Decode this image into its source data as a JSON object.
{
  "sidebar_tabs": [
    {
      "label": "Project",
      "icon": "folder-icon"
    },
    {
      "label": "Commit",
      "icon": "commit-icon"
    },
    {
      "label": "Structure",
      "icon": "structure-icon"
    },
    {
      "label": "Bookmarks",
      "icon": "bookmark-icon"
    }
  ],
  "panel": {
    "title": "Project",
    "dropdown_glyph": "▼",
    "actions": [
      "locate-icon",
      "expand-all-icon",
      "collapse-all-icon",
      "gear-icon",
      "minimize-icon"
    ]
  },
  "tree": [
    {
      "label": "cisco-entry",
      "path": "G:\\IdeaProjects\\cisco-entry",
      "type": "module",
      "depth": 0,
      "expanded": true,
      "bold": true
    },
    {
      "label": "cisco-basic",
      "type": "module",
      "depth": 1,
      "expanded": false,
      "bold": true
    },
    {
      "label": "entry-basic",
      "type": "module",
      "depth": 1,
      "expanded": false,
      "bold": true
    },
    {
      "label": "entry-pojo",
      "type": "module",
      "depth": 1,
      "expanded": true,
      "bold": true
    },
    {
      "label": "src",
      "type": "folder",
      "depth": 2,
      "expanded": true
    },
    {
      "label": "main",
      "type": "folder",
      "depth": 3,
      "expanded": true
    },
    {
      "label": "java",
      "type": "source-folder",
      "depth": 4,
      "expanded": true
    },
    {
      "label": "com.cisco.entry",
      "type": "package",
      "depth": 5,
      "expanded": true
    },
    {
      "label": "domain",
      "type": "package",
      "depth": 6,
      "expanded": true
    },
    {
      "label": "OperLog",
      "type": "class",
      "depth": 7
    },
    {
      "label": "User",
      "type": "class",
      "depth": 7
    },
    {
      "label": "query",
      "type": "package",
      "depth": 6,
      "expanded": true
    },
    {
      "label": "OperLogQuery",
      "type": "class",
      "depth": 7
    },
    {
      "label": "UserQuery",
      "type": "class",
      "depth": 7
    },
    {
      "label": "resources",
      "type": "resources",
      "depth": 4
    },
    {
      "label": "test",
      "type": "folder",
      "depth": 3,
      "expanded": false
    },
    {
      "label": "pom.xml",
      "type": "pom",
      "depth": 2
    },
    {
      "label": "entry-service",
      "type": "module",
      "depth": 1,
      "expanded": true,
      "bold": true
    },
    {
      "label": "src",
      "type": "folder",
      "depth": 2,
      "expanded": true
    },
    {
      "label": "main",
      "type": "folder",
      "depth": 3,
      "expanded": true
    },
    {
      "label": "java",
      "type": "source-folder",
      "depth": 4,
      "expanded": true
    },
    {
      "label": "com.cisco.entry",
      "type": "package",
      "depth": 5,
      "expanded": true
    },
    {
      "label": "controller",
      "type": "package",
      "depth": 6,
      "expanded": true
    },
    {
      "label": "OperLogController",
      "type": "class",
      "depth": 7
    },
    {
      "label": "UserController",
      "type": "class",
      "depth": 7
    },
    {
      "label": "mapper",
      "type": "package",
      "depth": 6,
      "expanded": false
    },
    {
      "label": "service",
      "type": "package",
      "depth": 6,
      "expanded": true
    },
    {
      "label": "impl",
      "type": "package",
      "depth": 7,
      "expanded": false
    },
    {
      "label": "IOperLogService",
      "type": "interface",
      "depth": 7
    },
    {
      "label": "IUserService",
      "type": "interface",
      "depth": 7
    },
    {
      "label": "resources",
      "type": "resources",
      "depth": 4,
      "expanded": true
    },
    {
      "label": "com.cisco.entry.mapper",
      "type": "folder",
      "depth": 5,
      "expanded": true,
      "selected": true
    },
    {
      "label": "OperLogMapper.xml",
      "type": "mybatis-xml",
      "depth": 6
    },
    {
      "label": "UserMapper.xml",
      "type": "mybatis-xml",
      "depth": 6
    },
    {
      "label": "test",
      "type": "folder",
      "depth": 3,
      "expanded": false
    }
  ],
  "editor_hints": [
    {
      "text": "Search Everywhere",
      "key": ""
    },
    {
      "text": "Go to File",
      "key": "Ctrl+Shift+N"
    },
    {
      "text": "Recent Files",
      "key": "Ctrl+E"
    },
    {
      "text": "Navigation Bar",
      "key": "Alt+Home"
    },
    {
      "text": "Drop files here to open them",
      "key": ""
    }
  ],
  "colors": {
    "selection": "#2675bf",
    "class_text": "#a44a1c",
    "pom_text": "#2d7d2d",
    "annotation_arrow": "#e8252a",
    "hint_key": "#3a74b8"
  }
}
++++
- Exercise prompt
Repeat every entry word for word.

- Task answer
Decode this image into its source data as a JSON object.
{
  "sidebar_tabs": [
    {
      "label": "Project",
      "icon": "folder-icon"
    },
    {
      "label": "Commit",
      "icon": "commit-icon"
    },
    {
      "label": "Structure",
      "icon": "structure-icon"
    },
    {
      "label": "Bookmarks",
      "icon": "bookmark-icon"
    }
  ],
  "panel": {
    "title": "Project",
    "dropdown_glyph": "▼",
    "actions": [
      "locate-icon",
      "expand-all-icon",
      "collapse-all-icon",
      "gear-icon",
      "minimize-icon"
    ]
  },
  "tree": [
    {
      "label": "cisco-entry",
      "path": "G:\\IdeaProjects\\cisco-entry",
      "type": "module",
      "depth": 0,
      "expanded": true,
      "bold": true
    },
    {
      "label": "cisco-basic",
      "type": "module",
      "depth": 1,
      "expanded": false,
      "bold": true
    },
    {
      "label": "entry-basic",
      "type": "module",
      "depth": 1,
      "expanded": false,
      "bold": true
    },
    {
      "label": "entry-pojo",
      "type": "module",
      "depth": 1,
      "expanded": true,
      "bold": true
    },
    {
      "label": "src",
      "type": "folder",
      "depth": 2,
      "expanded": true
    },
    {
      "label": "main",
      "type": "folder",
      "depth": 3,
      "expanded": true
    },
    {
      "label": "java",
      "type": "source-folder",
      "depth": 4,
      "expanded": true
    },
    {
      "label": "com.cisco.entry",
      "type": "package",
      "depth": 5,
      "expanded": true
    },
    {
      "label": "domain",
      "type": "package",
      "depth": 6,
      "expanded": true
    },
    {
      "label": "OperLog",
      "type": "class",
      "depth": 7
    },
    {
      "label": "User",
      "type": "class",
      "depth": 7
    },
    {
      "label": "query",
      "type": "package",
      "depth": 6,
      "expanded": true
    },
    {
      "label": "OperLogQuery",
      "type": "class",
      "depth": 7
    },
    {
      "label": "UserQuery",
      "type": "class",
      "depth": 7
    },
    {
      "label": "resources",
      "type": "resources",
      "depth": 4
    },
    {
      "label": "test",
      "type": "folder",
      "depth": 3,
      "expanded": false
    },
    {
      "label": "pom.xml",
      "type": "pom",
      "depth": 2
    },
    {
      "label": "entry-service",
      "type": "module",
      "depth": 1,
      "expanded": true,
      "bold": true
    },
    {
      "label": "src",
      "type": "folder",
      "depth": 2,
      "expanded": true
    },
    {
      "label": "main",
      "type": "folder",
      "depth": 3,
      "expanded": true
    },
    {
      "label": "java",
      "type": "source-folder",
      "depth": 4,
      "expanded": true
    },
    {
      "label": "com.cisco.entry",
      "type": "package",
      "depth": 5,
      "expanded": true
    },
    {
      "label": "controller",
      "type": "package",
      "depth": 6,
      "expanded": true
    },
    {
      "label": "OperLogController",
      "type": "class",
      "depth": 7
    },
    {
      "label": "UserController",
      "type": "class",
      "depth": 7
    },
    {
      "label": "mapper",
      "type": "package",
      "depth": 6,
      "expanded": false
    },
    {
      "label": "service",
      "type": "package",
      "depth": 6,
      "expanded": true
    },
    {
      "label": "impl",
      "type": "package",
      "depth": 7,
      "expanded": false
    },
    {
      "label": "IOperLogService",
      "type": "interface",
      "depth": 7
    },
    {
      "label": "IUserService",
      "type": "interface",
      "depth": 7
    },
    {
      "label": "resources",
      "type": "resources",
      "depth": 4,
      "expanded": true
    },
    {
      "label": "com.cisco.entry.mapper",
      "type": "folder",
      "depth": 5,
      "expanded": true,
      "selected": true
    },
    {
      "label": "OperLogMapper.xml",
      "type": "mybatis-xml",
      "depth": 6
    },
    {
      "label": "UserMapper.xml",
      "type": "mybatis-xml",
      "depth": 6
    },
    {
      "label": "test",
      "type": "folder",
      "depth": 3,
      "expanded": false
    }
  ],
  "editor_hints": [
    {
      "text": "Search Everywhere",
      "key": ""
    },
    {
      "text": "Go to File",
      "key": "Ctrl+Shift+N"
    },
    {
      "text": "Recent Files",
      "key": "Ctrl+E"
    },
    {
      "text": "Navigation Bar",
      "key": "Alt+Home"
    },
    {
      "text": "Drop files here to open them",
      "key": ""
    }
  ],
  "colors": {
    "selection": "#2675bf",
    "class_text": "#a44a1c",
    "pom_text": "#2d7d2d",
    "annotation_arrow": "#e8252a",
    "hint_key": "#3a74b8"
  }
}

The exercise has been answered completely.